What needs to be done » Return only the count of lines in which the word "Read" appears.

— start of Raw records —

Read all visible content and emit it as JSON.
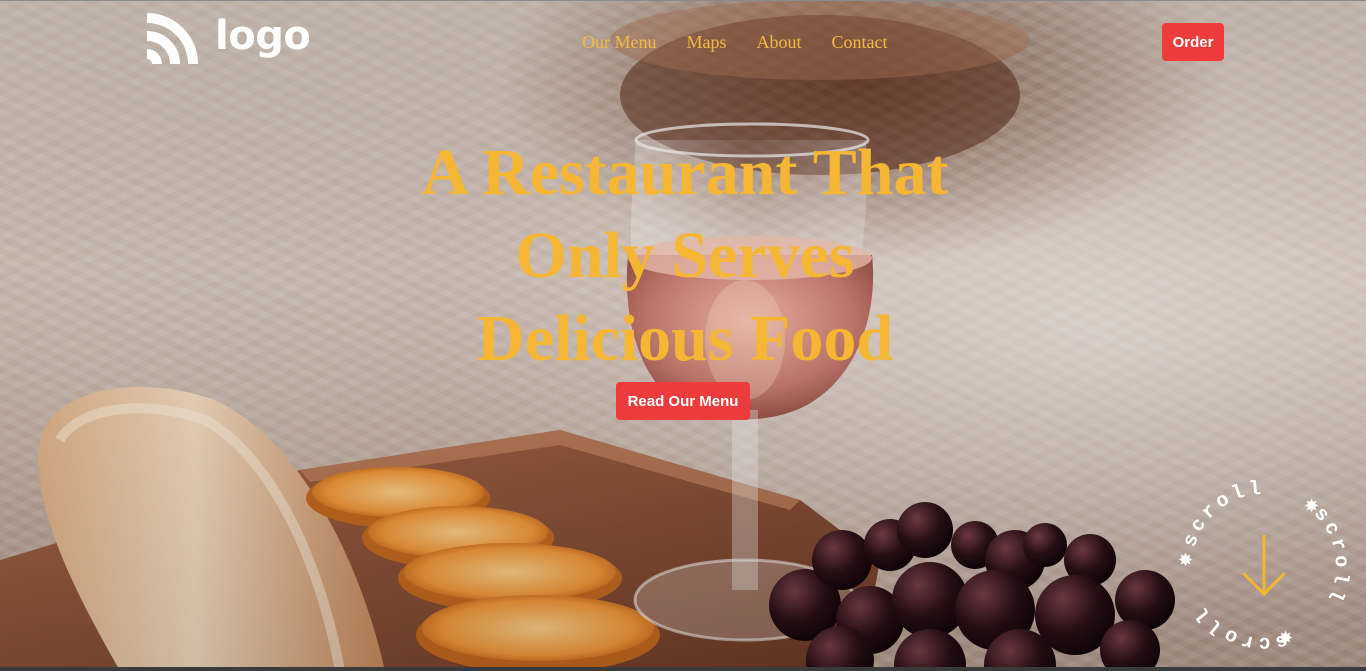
{
  "header": {
    "logo_text": "logo",
    "nav": [
      {
        "label": "Our Menu"
      },
      {
        "label": "Maps"
      },
      {
        "label": "About"
      },
      {
        "label": "Contact"
      }
    ],
    "order_label": "Order"
  },
  "hero": {
    "headline_lines": [
      "A Restaurant That",
      "Only Serves",
      "Delicious Food"
    ],
    "cta_label": "Read Our Menu"
  },
  "scroll_badge": {
    "words": [
      "scroll",
      "scroll",
      "scroll"
    ],
    "icon": "arrow-down-icon"
  },
  "colors": {
    "accent": "#f5b633",
    "button": "#ee3b3b",
    "logo": "#ffffff"
  }
}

— end of Raw records —

Answer in full » 2